▸ Set problem
Without further comment, state how many lines in the listing below contain the word "content".

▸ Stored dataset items
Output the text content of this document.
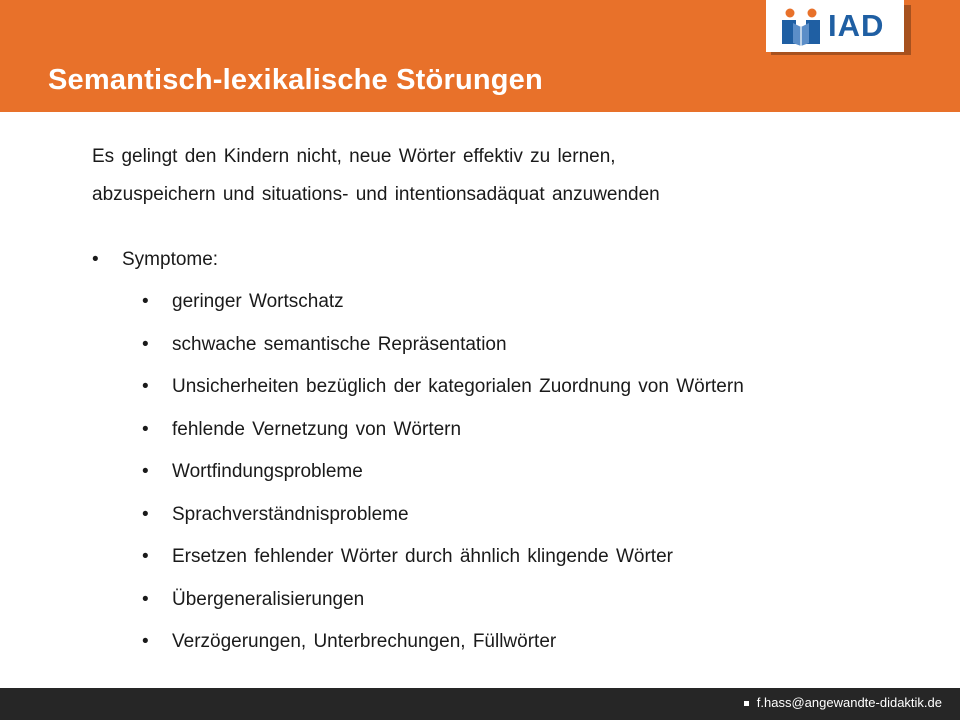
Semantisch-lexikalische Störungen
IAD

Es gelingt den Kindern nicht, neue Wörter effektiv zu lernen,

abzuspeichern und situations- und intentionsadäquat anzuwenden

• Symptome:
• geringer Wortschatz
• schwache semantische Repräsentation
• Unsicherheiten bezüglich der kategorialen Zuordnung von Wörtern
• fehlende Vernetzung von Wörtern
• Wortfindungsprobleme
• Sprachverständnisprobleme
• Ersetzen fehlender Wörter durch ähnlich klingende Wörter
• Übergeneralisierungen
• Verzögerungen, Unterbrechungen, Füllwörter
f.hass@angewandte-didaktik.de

---

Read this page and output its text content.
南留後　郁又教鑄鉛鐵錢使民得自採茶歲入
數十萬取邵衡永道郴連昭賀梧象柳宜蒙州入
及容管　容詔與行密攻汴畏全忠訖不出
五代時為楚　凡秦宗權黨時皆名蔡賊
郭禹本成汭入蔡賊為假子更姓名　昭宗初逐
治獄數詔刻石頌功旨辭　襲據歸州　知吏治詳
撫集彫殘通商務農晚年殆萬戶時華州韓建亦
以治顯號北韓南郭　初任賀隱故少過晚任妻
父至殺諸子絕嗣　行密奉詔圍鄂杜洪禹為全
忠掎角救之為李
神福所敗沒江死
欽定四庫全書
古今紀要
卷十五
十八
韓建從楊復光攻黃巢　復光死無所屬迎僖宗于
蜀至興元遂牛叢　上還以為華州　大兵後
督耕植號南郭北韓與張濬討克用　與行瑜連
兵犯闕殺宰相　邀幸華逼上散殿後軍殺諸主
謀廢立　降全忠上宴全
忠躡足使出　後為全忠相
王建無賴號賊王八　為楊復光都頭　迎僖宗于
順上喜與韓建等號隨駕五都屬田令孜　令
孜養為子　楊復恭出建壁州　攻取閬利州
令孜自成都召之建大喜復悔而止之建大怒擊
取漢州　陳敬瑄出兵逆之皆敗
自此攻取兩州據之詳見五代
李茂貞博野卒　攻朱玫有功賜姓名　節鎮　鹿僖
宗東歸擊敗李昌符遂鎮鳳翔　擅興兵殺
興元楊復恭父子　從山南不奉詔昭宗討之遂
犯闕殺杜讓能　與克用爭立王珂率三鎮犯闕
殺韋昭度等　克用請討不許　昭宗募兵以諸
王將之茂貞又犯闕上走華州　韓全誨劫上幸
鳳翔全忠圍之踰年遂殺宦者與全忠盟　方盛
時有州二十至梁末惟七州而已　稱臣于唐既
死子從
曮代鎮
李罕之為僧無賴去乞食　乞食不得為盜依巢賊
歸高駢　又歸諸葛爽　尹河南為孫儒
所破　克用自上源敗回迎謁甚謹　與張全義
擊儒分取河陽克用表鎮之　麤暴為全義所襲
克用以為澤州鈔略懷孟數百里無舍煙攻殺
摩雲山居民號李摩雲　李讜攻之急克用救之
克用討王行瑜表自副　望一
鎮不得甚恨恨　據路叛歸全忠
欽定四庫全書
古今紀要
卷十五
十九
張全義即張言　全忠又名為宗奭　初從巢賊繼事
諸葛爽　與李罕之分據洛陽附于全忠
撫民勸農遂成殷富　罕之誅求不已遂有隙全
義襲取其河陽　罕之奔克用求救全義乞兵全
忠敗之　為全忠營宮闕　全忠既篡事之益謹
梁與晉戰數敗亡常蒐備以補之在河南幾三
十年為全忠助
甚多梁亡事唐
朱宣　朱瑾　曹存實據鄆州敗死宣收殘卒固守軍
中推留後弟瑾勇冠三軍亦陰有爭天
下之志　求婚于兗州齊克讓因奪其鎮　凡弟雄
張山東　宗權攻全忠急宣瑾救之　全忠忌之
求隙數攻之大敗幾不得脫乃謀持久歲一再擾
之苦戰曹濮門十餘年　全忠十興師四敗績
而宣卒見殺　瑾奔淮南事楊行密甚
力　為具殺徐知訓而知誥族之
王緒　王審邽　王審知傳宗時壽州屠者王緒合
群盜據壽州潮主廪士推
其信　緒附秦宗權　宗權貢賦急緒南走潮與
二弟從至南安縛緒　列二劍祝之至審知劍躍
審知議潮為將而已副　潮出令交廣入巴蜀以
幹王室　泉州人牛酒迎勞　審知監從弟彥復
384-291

▸ Response for this exercise
2